* begin Entries *

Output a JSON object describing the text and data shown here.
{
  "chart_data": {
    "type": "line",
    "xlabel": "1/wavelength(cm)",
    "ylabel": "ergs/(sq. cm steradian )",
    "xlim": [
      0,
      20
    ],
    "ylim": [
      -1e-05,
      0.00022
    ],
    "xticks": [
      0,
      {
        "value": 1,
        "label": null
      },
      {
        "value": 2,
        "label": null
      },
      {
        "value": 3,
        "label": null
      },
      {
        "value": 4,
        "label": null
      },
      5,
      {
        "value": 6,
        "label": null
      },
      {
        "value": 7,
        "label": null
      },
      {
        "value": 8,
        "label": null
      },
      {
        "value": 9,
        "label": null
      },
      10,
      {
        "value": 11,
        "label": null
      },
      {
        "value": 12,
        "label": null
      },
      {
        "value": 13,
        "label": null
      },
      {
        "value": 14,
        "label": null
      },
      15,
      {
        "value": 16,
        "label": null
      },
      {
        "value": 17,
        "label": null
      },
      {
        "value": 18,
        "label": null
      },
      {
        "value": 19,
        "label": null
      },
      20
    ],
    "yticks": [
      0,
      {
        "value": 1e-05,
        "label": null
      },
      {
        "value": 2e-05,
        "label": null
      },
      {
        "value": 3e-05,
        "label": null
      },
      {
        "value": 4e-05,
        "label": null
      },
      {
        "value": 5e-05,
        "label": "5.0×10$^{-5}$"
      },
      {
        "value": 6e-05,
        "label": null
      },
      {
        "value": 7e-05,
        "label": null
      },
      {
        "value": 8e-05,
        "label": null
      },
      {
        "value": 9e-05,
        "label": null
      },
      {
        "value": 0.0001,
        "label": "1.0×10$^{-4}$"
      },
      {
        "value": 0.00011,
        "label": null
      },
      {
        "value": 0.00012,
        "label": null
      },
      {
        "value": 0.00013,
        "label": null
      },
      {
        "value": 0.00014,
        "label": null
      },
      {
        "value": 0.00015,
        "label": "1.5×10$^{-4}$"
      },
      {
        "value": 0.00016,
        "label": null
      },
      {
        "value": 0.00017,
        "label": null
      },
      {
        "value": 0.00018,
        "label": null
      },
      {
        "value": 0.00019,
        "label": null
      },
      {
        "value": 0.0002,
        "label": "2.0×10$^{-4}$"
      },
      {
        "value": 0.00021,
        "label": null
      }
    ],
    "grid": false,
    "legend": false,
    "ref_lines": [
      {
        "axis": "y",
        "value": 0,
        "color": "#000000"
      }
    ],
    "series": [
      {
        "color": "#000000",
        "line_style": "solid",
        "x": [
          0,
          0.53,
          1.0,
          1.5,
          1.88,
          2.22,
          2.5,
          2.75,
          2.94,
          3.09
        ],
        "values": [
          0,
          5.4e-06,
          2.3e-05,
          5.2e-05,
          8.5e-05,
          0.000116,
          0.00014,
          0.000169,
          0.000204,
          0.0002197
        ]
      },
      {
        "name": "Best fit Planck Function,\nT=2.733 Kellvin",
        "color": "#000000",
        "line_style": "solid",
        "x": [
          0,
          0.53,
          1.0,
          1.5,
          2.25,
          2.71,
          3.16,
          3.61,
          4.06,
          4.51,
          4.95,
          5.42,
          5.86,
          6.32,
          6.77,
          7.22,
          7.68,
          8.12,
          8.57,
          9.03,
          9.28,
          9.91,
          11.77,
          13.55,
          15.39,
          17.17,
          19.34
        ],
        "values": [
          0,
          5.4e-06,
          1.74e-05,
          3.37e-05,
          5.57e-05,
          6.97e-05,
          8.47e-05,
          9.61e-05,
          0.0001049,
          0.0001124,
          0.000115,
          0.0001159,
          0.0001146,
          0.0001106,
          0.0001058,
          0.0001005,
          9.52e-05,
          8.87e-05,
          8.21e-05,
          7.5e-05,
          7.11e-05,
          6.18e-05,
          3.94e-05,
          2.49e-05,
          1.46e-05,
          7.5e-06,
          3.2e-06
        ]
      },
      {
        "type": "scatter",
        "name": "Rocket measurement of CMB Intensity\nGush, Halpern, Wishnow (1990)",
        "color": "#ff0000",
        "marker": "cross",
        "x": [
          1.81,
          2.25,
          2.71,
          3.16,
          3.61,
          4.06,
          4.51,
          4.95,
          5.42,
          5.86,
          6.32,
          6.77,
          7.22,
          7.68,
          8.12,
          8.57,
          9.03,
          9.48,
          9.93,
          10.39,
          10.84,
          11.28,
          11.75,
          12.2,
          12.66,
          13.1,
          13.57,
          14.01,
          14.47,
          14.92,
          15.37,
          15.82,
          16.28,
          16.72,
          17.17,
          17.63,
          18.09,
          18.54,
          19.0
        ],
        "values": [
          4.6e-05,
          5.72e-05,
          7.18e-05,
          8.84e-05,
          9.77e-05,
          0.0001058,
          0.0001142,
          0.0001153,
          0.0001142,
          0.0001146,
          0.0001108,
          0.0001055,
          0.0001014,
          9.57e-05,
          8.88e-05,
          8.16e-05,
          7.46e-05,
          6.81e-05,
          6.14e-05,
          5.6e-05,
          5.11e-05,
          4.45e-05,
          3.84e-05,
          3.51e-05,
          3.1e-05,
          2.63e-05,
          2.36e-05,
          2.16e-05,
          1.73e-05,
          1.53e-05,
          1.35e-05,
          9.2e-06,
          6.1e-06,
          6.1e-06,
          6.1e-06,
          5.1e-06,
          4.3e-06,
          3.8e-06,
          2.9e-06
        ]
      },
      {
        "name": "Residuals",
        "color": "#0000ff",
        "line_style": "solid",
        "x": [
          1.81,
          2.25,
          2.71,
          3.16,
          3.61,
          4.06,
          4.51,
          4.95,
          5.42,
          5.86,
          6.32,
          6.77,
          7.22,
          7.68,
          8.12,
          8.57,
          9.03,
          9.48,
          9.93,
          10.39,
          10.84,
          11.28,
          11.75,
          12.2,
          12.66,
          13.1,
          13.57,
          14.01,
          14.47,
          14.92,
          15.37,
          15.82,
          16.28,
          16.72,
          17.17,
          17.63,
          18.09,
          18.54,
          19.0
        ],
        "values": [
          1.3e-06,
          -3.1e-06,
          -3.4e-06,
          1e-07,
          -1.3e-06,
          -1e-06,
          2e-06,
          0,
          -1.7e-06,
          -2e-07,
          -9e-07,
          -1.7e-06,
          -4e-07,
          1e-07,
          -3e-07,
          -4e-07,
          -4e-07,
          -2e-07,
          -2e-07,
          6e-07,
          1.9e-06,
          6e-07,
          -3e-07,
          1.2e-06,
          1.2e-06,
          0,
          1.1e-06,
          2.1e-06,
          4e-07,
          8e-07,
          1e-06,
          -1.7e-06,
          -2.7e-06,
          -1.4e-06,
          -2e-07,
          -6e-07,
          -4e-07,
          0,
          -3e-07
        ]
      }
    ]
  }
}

* end Entries *

Reproduce the material verbatim, line by line.

• **Finished exercise**:
Output a JSON object describing the text and data shown here.
{
  "chart_data": {
    "type": "line",
    "xlabel": "1/wavelength(cm)",
    "ylabel": "ergs/(sq. cm steradian )",
    "xlim": [
      0,
      20
    ],
    "ylim": [
      -1e-05,
      0.00022
    ],
    "xticks": [
      0,
      {
        "value": 1,
        "label": null
      },
      {
        "value": 2,
        "label": null
      },
      {
        "value": 3,
        "label": null
      },
      {
        "value": 4,
        "label": null
      },
      5,
      {
        "value": 6,
        "label": null
      },
      {
        "value": 7,
        "label": null
      },
      {
        "value": 8,
        "label": null
      },
      {
        "value": 9,
        "label": null
      },
      10,
      {
        "value": 11,
        "label": null
      },
      {
        "value": 12,
        "label": null
      },
      {
        "value": 13,
        "label": null
      },
      {
        "value": 14,
        "label": null
      },
      15,
      {
        "value": 16,
        "label": null
      },
      {
        "value": 17,
        "label": null
      },
      {
        "value": 18,
        "label": null
      },
      {
        "value": 19,
        "label": null
      },
      20
    ],
    "yticks": [
      0,
      {
        "value": 1e-05,
        "label": null
      },
      {
        "value": 2e-05,
        "label": null
      },
      {
        "value": 3e-05,
        "label": null
      },
      {
        "value": 4e-05,
        "label": null
      },
      {
        "value": 5e-05,
        "label": "5.0×10$^{-5}$"
      },
      {
        "value": 6e-05,
        "label": null
      },
      {
        "value": 7e-05,
        "label": null
      },
      {
        "value": 8e-05,
        "label": null
      },
      {
        "value": 9e-05,
        "label": null
      },
      {
        "value": 0.0001,
        "label": "1.0×10$^{-4}$"
      },
      {
        "value": 0.00011,
        "label": null
      },
      {
        "value": 0.00012,
        "label": null
      },
      {
        "value": 0.00013,
        "label": null
      },
      {
        "value": 0.00014,
        "label": null
      },
      {
        "value": 0.00015,
        "label": "1.5×10$^{-4}$"
      },
      {
        "value": 0.00016,
        "label": null
      },
      {
        "value": 0.00017,
        "label": null
      },
      {
        "value": 0.00018,
        "label": null
      },
      {
        "value": 0.00019,
        "label": null
      },
      {
        "value": 0.0002,
        "label": "2.0×10$^{-4}$"
      },
      {
        "value": 0.00021,
        "label": null
      }
    ],
    "grid": false,
    "legend": false,
    "ref_lines": [
      {
        "axis": "y",
        "value": 0,
        "color": "#000000"
      }
    ],
    "series": [
      {
        "color": "#000000",
        "line_style": "solid",
        "x": [
          0,
          0.53,
          1.0,
          1.5,
          1.88,
          2.22,
          2.5,
          2.75,
          2.94,
          3.09
        ],
        "values": [
          0,
          5.4e-06,
          2.3e-05,
          5.2e-05,
          8.5e-05,
          0.000116,
          0.00014,
          0.000169,
          0.000204,
          0.0002197
        ]
      },
      {
        "name": "Best fit Planck Function,\nT=2.733 Kellvin",
        "color": "#000000",
        "line_style": "solid",
        "x": [
          0,
          0.53,
          1.0,
          1.5,
          2.25,
          2.71,
          3.16,
          3.61,
          4.06,
          4.51,
          4.95,
          5.42,
          5.86,
          6.32,
          6.77,
          7.22,
          7.68,
          8.12,
          8.57,
          9.03,
          9.28,
          9.91,
          11.77,
          13.55,
          15.39,
          17.17,
          19.34
        ],
        "values": [
          0,
          5.4e-06,
          1.74e-05,
          3.37e-05,
          5.57e-05,
          6.97e-05,
          8.47e-05,
          9.61e-05,
          0.0001049,
          0.0001124,
          0.000115,
          0.0001159,
          0.0001146,
          0.0001106,
          0.0001058,
          0.0001005,
          9.52e-05,
          8.87e-05,
          8.21e-05,
          7.5e-05,
          7.11e-05,
          6.18e-05,
          3.94e-05,
          2.49e-05,
          1.46e-05,
          7.5e-06,
          3.2e-06
        ]
      },
      {
        "type": "scatter",
        "name": "Rocket measurement of CMB Intensity\nGush, Halpern, Wishnow (1990)",
        "color": "#ff0000",
        "marker": "cross",
        "x": [
          1.81,
          2.25,
          2.71,
          3.16,
          3.61,
          4.06,
          4.51,
          4.95,
          5.42,
          5.86,
          6.32,
          6.77,
          7.22,
          7.68,
          8.12,
          8.57,
          9.03,
          9.48,
          9.93,
          10.39,
          10.84,
          11.28,
          11.75,
          12.2,
          12.66,
          13.1,
          13.57,
          14.01,
          14.47,
          14.92,
          15.37,
          15.82,
          16.28,
          16.72,
          17.17,
          17.63,
          18.09,
          18.54,
          19.0
        ],
        "values": [
          4.6e-05,
          5.72e-05,
          7.18e-05,
          8.84e-05,
          9.77e-05,
          0.0001058,
          0.0001142,
          0.0001153,
          0.0001142,
          0.0001146,
          0.0001108,
          0.0001055,
          0.0001014,
          9.57e-05,
          8.88e-05,
          8.16e-05,
          7.46e-05,
          6.81e-05,
          6.14e-05,
          5.6e-05,
          5.11e-05,
          4.45e-05,
          3.84e-05,
          3.51e-05,
          3.1e-05,
          2.63e-05,
          2.36e-05,
          2.16e-05,
          1.73e-05,
          1.53e-05,
          1.35e-05,
          9.2e-06,
          6.1e-06,
          6.1e-06,
          6.1e-06,
          5.1e-06,
          4.3e-06,
          3.8e-06,
          2.9e-06
        ]
      },
      {
        "name": "Residuals",
        "color": "#0000ff",
        "line_style": "solid",
        "x": [
          1.81,
          2.25,
          2.71,
          3.16,
          3.61,
          4.06,
          4.51,
          4.95,
          5.42,
          5.86,
          6.32,
          6.77,
          7.22,
          7.68,
          8.12,
          8.57,
          9.03,
          9.48,
          9.93,
          10.39,
          10.84,
          11.28,
          11.75,
          12.2,
          12.66,
          13.1,
          13.57,
          14.01,
          14.47,
          14.92,
          15.37,
          15.82,
          16.28,
          16.72,
          17.17,
          17.63,
          18.09,
          18.54,
          19.0
        ],
        "values": [
          1.3e-06,
          -3.1e-06,
          -3.4e-06,
          1e-07,
          -1.3e-06,
          -1e-06,
          2e-06,
          0,
          -1.7e-06,
          -2e-07,
          -9e-07,
          -1.7e-06,
          -4e-07,
          1e-07,
          -3e-07,
          -4e-07,
          -4e-07,
          -2e-07,
          -2e-07,
          6e-07,
          1.9e-06,
          6e-07,
          -3e-07,
          1.2e-06,
          1.2e-06,
          0,
          1.1e-06,
          2.1e-06,
          4e-07,
          8e-07,
          1e-06,
          -1.7e-06,
          -2.7e-06,
          -1.4e-06,
          -2e-07,
          -6e-07,
          -4e-07,
          0,
          -3e-07
        ]
      }
    ]
  }
}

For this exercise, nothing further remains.